What is asked: Only the lines from the one containing "OCR this image." to the end of the records belong in the output; print them exactly.

Stored rows:
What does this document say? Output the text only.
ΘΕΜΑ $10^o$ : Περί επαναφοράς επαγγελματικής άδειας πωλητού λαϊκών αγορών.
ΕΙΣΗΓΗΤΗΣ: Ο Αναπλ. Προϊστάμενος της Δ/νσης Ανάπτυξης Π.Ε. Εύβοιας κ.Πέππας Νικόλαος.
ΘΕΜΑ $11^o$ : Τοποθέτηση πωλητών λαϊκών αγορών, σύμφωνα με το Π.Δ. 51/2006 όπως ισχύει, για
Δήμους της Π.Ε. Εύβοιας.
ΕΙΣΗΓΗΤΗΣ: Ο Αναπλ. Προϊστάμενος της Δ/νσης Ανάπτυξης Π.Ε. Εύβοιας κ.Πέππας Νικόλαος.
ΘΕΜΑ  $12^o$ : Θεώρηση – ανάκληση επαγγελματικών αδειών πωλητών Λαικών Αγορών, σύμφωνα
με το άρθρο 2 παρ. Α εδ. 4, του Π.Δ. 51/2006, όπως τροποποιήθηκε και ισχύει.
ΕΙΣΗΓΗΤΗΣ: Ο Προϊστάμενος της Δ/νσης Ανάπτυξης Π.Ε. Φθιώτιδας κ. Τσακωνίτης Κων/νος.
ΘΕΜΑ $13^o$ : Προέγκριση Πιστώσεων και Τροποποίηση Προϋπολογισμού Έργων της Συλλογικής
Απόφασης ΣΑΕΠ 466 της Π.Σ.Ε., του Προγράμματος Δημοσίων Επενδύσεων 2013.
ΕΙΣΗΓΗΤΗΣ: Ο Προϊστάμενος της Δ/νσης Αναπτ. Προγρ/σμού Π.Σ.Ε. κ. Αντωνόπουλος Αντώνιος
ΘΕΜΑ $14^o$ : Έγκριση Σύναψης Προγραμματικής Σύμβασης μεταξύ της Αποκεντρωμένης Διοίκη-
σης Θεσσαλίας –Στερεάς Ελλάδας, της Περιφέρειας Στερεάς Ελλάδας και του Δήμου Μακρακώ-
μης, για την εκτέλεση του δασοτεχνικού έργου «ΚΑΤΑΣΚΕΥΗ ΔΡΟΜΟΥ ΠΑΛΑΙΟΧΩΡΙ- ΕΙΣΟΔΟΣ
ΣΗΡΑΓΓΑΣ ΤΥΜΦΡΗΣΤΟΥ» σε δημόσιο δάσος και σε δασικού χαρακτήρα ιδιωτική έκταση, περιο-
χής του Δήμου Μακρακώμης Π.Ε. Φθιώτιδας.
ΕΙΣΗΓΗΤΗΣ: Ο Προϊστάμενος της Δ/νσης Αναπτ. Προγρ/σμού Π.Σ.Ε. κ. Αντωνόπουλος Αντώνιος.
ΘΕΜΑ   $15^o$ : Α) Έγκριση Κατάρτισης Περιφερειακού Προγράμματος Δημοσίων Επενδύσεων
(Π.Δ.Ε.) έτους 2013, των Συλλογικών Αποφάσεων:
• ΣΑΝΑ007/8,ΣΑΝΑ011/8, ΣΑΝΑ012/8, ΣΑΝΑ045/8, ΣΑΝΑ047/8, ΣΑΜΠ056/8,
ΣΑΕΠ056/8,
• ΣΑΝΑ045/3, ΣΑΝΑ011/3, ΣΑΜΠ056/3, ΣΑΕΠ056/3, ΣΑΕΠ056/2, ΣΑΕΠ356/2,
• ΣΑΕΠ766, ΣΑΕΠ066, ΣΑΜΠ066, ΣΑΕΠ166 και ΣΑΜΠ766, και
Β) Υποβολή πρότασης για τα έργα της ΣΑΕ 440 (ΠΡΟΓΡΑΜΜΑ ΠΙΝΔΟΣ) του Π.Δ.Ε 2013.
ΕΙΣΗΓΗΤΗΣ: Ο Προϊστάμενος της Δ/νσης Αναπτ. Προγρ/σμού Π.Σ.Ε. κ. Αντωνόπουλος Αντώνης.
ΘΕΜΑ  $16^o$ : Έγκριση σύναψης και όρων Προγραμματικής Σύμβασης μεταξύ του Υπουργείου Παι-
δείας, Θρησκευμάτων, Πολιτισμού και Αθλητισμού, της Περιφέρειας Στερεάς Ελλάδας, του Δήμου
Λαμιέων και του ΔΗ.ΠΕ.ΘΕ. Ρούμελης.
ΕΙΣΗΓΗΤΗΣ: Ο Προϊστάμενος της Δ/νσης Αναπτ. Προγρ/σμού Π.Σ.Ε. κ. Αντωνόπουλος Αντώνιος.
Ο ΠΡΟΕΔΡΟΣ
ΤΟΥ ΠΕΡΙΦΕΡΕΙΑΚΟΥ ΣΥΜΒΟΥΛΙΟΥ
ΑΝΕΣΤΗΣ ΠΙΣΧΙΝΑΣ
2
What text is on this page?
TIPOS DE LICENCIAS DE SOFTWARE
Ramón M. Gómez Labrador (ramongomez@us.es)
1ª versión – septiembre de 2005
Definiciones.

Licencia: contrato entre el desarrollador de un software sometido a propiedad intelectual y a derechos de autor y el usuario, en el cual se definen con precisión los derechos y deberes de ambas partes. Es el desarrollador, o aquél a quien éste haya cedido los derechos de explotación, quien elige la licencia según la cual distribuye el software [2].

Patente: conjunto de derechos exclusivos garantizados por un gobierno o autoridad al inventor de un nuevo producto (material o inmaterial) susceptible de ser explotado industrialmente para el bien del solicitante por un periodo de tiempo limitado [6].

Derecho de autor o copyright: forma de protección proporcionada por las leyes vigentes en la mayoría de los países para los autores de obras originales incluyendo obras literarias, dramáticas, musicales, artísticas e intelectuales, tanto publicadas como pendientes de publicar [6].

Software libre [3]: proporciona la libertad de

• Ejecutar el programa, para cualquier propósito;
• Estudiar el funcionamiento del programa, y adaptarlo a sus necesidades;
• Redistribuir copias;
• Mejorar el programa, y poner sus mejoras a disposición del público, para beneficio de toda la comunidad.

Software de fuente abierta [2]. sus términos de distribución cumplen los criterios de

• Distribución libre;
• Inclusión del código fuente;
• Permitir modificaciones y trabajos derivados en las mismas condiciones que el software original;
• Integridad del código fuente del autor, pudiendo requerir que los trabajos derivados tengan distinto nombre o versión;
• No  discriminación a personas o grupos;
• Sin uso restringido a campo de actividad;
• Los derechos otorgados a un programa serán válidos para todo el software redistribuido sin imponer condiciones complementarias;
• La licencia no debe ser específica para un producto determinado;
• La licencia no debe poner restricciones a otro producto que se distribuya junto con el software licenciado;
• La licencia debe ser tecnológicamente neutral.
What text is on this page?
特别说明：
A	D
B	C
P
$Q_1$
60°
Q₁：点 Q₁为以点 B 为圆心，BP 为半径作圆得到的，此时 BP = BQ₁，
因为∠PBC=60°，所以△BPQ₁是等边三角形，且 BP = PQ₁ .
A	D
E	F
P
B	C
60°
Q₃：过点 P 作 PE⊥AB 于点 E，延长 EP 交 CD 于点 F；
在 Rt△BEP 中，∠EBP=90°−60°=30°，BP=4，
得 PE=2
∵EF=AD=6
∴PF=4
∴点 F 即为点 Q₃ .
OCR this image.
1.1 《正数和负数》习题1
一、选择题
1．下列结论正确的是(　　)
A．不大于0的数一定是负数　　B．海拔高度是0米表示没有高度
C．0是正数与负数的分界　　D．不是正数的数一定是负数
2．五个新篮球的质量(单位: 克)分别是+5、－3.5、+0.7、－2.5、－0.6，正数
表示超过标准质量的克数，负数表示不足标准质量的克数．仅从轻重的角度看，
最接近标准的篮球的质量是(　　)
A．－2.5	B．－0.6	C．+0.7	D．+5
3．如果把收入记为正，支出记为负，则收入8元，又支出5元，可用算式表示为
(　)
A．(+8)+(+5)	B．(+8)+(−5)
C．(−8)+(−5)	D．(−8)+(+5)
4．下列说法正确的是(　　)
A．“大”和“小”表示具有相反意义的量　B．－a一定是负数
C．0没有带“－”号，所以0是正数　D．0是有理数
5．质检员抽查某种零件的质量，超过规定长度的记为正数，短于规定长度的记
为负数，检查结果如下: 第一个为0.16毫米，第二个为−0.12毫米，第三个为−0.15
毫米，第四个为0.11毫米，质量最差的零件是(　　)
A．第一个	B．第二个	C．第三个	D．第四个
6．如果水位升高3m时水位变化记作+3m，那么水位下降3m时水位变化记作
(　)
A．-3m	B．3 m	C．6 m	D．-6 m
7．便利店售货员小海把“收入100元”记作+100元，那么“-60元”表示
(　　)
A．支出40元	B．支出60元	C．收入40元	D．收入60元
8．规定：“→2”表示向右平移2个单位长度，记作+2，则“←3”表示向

Task response:
OCR this image.
1.1 《正数和负数》习题1
一、选择题
1．下列结论正确的是(　　)
A．不大于0的数一定是负数　　B．海拔高度是0米表示没有高度
C．0是正数与负数的分界　　D．不是正数的数一定是负数
2．五个新篮球的质量(单位: 克)分别是+5、－3.5、+0.7、－2.5、－0.6，正数
表示超过标准质量的克数，负数表示不足标准质量的克数．仅从轻重的角度看，
最接近标准的篮球的质量是(　　)
A．－2.5	B．－0.6	C．+0.7	D．+5
3．如果把收入记为正，支出记为负，则收入8元，又支出5元，可用算式表示为
(　)
A．(+8)+(+5)	B．(+8)+(−5)
C．(−8)+(−5)	D．(−8)+(+5)
4．下列说法正确的是(　　)
A．“大”和“小”表示具有相反意义的量　B．－a一定是负数
C．0没有带“－”号，所以0是正数　D．0是有理数
5．质检员抽查某种零件的质量，超过规定长度的记为正数，短于规定长度的记
为负数，检查结果如下: 第一个为0.16毫米，第二个为−0.12毫米，第三个为−0.15
毫米，第四个为0.11毫米，质量最差的零件是(　　)
A．第一个	B．第二个	C．第三个	D．第四个
6．如果水位升高3m时水位变化记作+3m，那么水位下降3m时水位变化记作
(　)
A．-3m	B．3 m	C．6 m	D．-6 m
7．便利店售货员小海把“收入100元”记作+100元，那么“-60元”表示
(　　)
A．支出40元	B．支出60元	C．收入40元	D．收入60元
8．规定：“→2”表示向右平移2个单位长度，记作+2，则“←3”表示向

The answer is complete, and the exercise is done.